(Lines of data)
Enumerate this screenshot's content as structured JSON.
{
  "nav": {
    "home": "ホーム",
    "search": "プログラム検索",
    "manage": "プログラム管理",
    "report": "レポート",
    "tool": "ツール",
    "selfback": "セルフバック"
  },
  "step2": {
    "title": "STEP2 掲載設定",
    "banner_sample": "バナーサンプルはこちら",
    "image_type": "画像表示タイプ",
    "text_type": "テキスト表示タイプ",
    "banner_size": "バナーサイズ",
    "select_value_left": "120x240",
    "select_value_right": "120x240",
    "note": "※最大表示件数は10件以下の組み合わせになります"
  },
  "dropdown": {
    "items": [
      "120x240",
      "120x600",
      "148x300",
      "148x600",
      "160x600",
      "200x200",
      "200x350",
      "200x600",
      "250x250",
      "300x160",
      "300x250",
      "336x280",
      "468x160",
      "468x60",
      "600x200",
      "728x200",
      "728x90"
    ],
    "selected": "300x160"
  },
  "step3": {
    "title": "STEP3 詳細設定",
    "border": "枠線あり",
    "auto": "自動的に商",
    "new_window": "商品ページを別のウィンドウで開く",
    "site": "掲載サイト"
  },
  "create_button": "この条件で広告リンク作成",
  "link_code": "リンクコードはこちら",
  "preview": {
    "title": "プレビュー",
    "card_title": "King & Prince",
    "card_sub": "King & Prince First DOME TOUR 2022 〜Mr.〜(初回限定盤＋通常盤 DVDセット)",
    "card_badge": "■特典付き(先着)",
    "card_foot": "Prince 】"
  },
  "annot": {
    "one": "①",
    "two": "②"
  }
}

(Your goal): Return each line of the records above exactly as it reads.

(Completed task):
Enumerate this screenshot's content as structured JSON.
{
  "nav": {
    "home": "ホーム",
    "search": "プログラム検索",
    "manage": "プログラム管理",
    "report": "レポート",
    "tool": "ツール",
    "selfback": "セルフバック"
  },
  "step2": {
    "title": "STEP2 掲載設定",
    "banner_sample": "バナーサンプルはこちら",
    "image_type": "画像表示タイプ",
    "text_type": "テキスト表示タイプ",
    "banner_size": "バナーサイズ",
    "select_value_left": "120x240",
    "select_value_right": "120x240",
    "note": "※最大表示件数は10件以下の組み合わせになります"
  },
  "dropdown": {
    "items": [
      "120x240",
      "120x600",
      "148x300",
      "148x600",
      "160x600",
      "200x200",
      "200x350",
      "200x600",
      "250x250",
      "300x160",
      "300x250",
      "336x280",
      "468x160",
      "468x60",
      "600x200",
      "728x200",
      "728x90"
    ],
    "selected": "300x160"
  },
  "step3": {
    "title": "STEP3 詳細設定",
    "border": "枠線あり",
    "auto": "自動的に商",
    "new_window": "商品ページを別のウィンドウで開く",
    "site": "掲載サイト"
  },
  "create_button": "この条件で広告リンク作成",
  "link_code": "リンクコードはこちら",
  "preview": {
    "title": "プレビュー",
    "card_title": "King & Prince",
    "card_sub": "King & Prince First DOME TOUR 2022 〜Mr.〜(初回限定盤＋通常盤 DVDセット)",
    "card_badge": "■特典付き(先着)",
    "card_foot": "Prince 】"
  },
  "annot": {
    "one": "①",
    "two": "②"
  }
}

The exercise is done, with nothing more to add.